**Problem statement:**
Count the lines below that contain the word "text", and reply with that number alone.

BEGIN Material for the task

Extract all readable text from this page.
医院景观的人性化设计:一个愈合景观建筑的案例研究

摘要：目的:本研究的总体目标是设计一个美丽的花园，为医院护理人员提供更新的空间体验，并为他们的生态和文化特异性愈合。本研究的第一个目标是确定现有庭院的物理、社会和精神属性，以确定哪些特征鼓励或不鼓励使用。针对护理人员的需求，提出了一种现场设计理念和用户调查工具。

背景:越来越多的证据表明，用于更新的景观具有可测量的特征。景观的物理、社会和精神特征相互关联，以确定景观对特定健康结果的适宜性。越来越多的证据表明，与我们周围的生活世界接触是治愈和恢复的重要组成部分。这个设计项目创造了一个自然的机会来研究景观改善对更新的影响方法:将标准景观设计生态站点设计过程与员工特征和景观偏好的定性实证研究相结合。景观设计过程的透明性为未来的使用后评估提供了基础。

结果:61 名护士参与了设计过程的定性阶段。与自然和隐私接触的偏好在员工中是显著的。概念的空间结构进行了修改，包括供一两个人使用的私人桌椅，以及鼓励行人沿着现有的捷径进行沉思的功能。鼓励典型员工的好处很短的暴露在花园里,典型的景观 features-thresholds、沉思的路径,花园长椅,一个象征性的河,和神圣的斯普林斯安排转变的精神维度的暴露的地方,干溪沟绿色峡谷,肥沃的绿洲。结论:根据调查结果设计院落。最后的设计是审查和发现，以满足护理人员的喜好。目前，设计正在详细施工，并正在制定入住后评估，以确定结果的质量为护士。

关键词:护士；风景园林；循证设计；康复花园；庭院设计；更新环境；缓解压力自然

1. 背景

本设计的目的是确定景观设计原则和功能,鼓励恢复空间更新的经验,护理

END Material for the task
BEGIN Material for the task

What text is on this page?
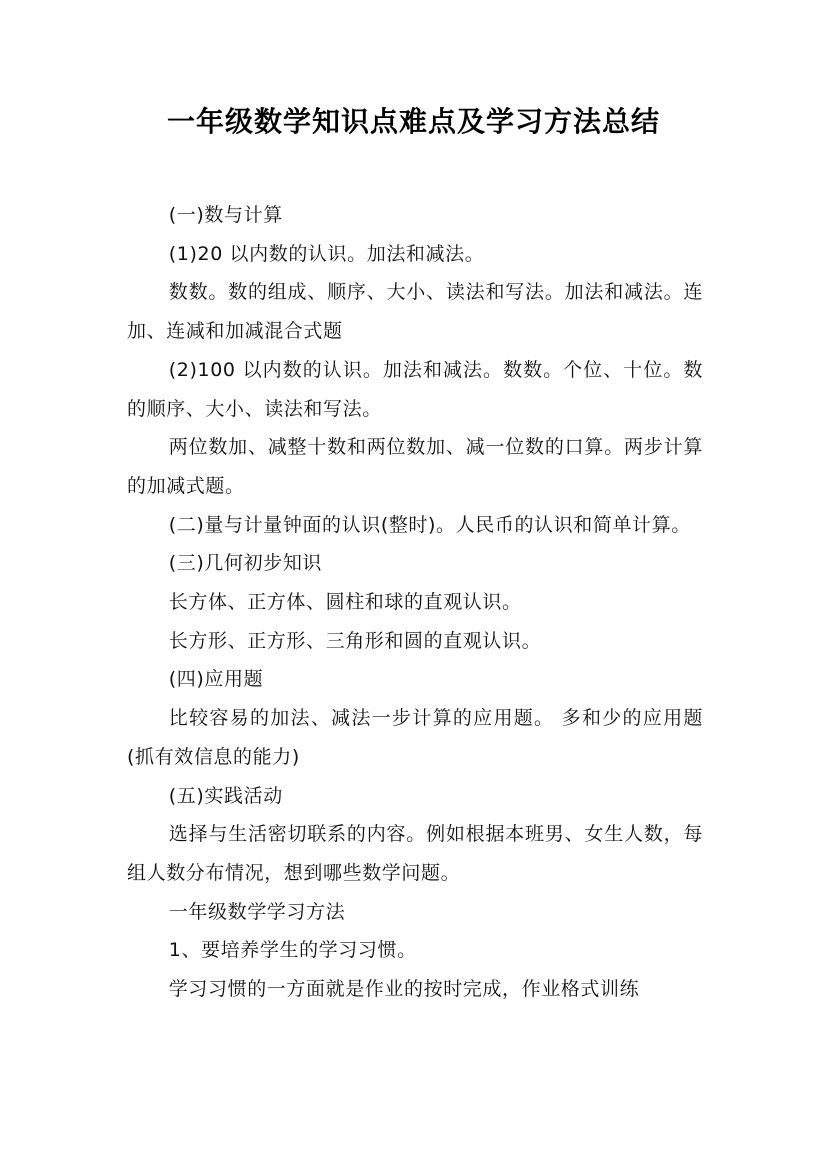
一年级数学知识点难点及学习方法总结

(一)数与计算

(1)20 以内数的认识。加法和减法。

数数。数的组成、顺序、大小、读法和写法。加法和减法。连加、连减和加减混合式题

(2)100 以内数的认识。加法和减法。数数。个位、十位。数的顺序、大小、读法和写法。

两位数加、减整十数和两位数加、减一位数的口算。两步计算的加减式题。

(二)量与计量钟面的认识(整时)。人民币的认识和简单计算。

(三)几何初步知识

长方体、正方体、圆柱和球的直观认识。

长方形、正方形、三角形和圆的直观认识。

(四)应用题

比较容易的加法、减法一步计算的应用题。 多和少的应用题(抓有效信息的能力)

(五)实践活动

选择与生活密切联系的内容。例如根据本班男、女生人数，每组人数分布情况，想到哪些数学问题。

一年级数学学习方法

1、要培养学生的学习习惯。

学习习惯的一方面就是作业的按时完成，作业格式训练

END Material for the task

**Output for this task:**
2